• _YOUR GOAL_: Pick out each line of the records that includes the string "الراية", and copy it.
[BEGIN]
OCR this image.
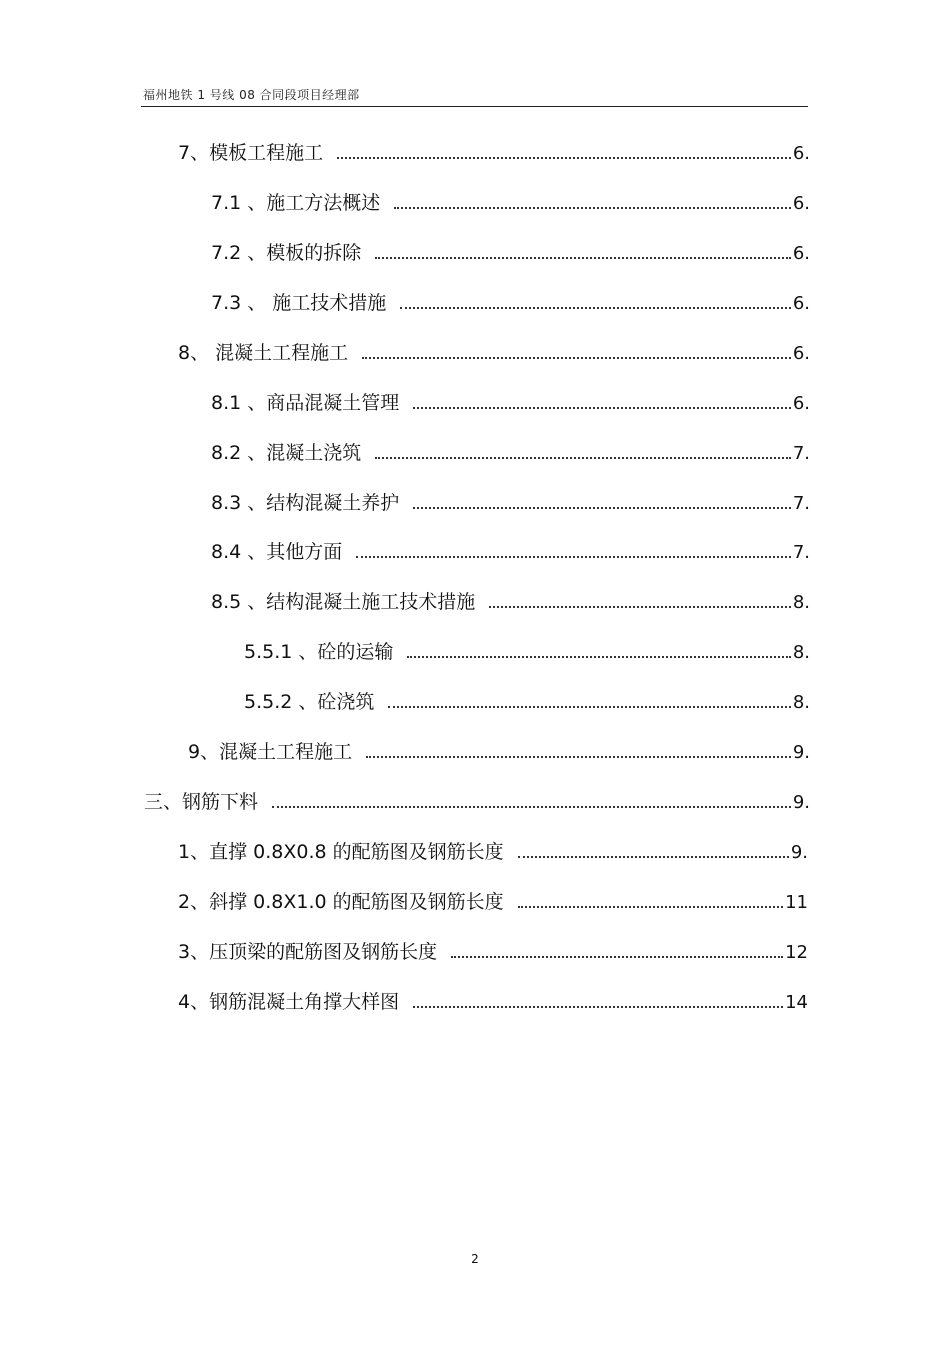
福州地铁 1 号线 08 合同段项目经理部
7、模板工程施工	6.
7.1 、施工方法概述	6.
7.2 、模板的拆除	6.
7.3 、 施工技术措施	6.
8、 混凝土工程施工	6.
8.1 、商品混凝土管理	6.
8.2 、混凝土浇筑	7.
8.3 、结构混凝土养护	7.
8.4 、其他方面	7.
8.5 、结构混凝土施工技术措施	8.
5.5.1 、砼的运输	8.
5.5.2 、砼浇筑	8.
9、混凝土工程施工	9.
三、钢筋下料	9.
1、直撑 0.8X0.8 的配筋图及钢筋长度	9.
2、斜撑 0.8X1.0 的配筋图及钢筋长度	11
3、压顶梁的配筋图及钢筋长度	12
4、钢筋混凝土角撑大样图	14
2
[END]
[BEGIN]
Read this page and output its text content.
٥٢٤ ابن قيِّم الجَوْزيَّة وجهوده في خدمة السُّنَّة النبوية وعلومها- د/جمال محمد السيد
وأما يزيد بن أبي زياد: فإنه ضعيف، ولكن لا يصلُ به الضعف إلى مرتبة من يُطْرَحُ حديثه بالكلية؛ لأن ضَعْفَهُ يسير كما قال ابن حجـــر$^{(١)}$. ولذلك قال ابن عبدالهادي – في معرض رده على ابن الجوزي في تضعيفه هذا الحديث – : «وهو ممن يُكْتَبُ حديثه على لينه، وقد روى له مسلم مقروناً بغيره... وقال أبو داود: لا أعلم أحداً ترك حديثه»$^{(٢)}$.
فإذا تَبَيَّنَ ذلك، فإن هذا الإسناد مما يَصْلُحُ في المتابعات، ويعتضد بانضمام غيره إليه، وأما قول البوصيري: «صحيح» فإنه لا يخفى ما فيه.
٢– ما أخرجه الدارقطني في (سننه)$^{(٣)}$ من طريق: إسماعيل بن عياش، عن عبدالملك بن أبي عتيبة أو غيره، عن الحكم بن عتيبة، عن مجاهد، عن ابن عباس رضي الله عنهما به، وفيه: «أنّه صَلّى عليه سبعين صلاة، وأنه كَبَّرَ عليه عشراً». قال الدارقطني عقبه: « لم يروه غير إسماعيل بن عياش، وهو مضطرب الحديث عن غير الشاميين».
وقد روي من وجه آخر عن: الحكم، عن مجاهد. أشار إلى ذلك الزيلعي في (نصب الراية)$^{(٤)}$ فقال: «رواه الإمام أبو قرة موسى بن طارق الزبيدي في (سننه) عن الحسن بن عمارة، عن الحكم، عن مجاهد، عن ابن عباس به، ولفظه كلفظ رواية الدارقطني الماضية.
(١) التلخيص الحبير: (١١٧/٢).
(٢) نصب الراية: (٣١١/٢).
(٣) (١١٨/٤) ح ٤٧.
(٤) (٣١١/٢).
[END]
• _WORKED SOLUTION_:
وقد روي من وجه آخر عن: الحكم، عن مجاهد. أشار إلى ذلك الزيلعي في (نصب الراية)$^{(٤)}$ فقال: «رواه الإمام أبو قرة موسى بن طارق الزبيدي في (سننه) عن الحسن بن عمارة، عن الحكم، عن مجاهد، عن ابن عباس به، ولفظه كلفظ رواية الدارقطني الماضية.
(٢) نصب الراية: (٣١١/٢).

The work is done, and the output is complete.